#### Short problem:
Restate the whole listing exactly.
+++ Data for the task +++
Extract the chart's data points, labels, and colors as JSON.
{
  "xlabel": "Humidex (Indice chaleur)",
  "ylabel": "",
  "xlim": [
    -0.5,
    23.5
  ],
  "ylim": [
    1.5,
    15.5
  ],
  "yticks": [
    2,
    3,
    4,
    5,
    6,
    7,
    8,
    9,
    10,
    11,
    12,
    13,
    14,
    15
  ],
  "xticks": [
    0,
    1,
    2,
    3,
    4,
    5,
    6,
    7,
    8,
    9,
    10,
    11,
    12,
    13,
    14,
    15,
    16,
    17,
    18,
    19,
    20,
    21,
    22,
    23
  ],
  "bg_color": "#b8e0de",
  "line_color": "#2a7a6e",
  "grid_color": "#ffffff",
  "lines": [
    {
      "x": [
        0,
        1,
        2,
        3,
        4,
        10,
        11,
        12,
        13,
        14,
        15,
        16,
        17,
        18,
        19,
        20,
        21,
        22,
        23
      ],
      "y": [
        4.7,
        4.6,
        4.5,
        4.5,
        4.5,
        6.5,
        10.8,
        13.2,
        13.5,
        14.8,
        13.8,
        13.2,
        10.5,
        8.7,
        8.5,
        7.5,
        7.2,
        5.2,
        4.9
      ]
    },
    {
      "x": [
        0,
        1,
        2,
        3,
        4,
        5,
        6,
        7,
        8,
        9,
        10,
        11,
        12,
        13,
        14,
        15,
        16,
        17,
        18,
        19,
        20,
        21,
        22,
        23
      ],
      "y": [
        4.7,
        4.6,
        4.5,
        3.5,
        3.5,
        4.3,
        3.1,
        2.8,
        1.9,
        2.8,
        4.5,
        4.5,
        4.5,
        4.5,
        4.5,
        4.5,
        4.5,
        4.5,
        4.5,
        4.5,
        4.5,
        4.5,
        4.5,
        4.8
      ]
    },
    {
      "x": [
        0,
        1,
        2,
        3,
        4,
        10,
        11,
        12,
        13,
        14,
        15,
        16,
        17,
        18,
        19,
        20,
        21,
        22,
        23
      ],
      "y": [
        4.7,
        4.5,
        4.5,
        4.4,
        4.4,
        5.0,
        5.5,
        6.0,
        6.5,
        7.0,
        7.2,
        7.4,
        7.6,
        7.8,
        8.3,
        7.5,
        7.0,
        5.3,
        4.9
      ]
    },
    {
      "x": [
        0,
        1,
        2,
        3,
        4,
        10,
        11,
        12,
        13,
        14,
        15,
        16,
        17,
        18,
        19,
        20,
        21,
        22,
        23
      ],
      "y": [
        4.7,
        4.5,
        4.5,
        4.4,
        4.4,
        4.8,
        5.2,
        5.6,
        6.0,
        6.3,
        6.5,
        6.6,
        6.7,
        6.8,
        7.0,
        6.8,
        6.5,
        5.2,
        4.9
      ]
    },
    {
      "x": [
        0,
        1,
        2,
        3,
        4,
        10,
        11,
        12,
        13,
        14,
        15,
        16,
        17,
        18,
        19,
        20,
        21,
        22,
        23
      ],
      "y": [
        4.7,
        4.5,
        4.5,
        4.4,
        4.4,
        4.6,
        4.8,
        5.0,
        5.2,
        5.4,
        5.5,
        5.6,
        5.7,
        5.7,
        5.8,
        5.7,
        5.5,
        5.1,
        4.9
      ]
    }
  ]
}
+++
#### Finished answer:
Extract the chart's data points, labels, and colors as JSON.
{
  "xlabel": "Humidex (Indice chaleur)",
  "ylabel": "",
  "xlim": [
    -0.5,
    23.5
  ],
  "ylim": [
    1.5,
    15.5
  ],
  "yticks": [
    2,
    3,
    4,
    5,
    6,
    7,
    8,
    9,
    10,
    11,
    12,
    13,
    14,
    15
  ],
  "xticks": [
    0,
    1,
    2,
    3,
    4,
    5,
    6,
    7,
    8,
    9,
    10,
    11,
    12,
    13,
    14,
    15,
    16,
    17,
    18,
    19,
    20,
    21,
    22,
    23
  ],
  "bg_color": "#b8e0de",
  "line_color": "#2a7a6e",
  "grid_color": "#ffffff",
  "lines": [
    {
      "x": [
        0,
        1,
        2,
        3,
        4,
        10,
        11,
        12,
        13,
        14,
        15,
        16,
        17,
        18,
        19,
        20,
        21,
        22,
        23
      ],
      "y": [
        4.7,
        4.6,
        4.5,
        4.5,
        4.5,
        6.5,
        10.8,
        13.2,
        13.5,
        14.8,
        13.8,
        13.2,
        10.5,
        8.7,
        8.5,
        7.5,
        7.2,
        5.2,
        4.9
      ]
    },
    {
      "x": [
        0,
        1,
        2,
        3,
        4,
        5,
        6,
        7,
        8,
        9,
        10,
        11,
        12,
        13,
        14,
        15,
        16,
        17,
        18,
        19,
        20,
        21,
        22,
        23
      ],
      "y": [
        4.7,
        4.6,
        4.5,
        3.5,
        3.5,
        4.3,
        3.1,
        2.8,
        1.9,
        2.8,
        4.5,
        4.5,
        4.5,
        4.5,
        4.5,
        4.5,
        4.5,
        4.5,
        4.5,
        4.5,
        4.5,
        4.5,
        4.5,
        4.8
      ]
    },
    {
      "x": [
        0,
        1,
        2,
        3,
        4,
        10,
        11,
        12,
        13,
        14,
        15,
        16,
        17,
        18,
        19,
        20,
        21,
        22,
        23
      ],
      "y": [
        4.7,
        4.5,
        4.5,
        4.4,
        4.4,
        5.0,
        5.5,
        6.0,
        6.5,
        7.0,
        7.2,
        7.4,
        7.6,
        7.8,
        8.3,
        7.5,
        7.0,
        5.3,
        4.9
      ]
    },
    {
      "x": [
        0,
        1,
        2,
        3,
        4,
        10,
        11,
        12,
        13,
        14,
        15,
        16,
        17,
        18,
        19,
        20,
        21,
        22,
        23
      ],
      "y": [
        4.7,
        4.5,
        4.5,
        4.4,
        4.4,
        4.8,
        5.2,
        5.6,
        6.0,
        6.3,
        6.5,
        6.6,
        6.7,
        6.8,
        7.0,
        6.8,
        6.5,
        5.2,
        4.9
      ]
    },
    {
      "x": [
        0,
        1,
        2,
        3,
        4,
        10,
        11,
        12,
        13,
        14,
        15,
        16,
        17,
        18,
        19,
        20,
        21,
        22,
        23
      ],
      "y": [
        4.7,
        4.5,
        4.5,
        4.4,
        4.4,
        4.6,
        4.8,
        5.0,
        5.2,
        5.4,
        5.5,
        5.6,
        5.7,
        5.7,
        5.8,
        5.7,
        5.5,
        5.1,
        4.9
      ]
    }
  ]
}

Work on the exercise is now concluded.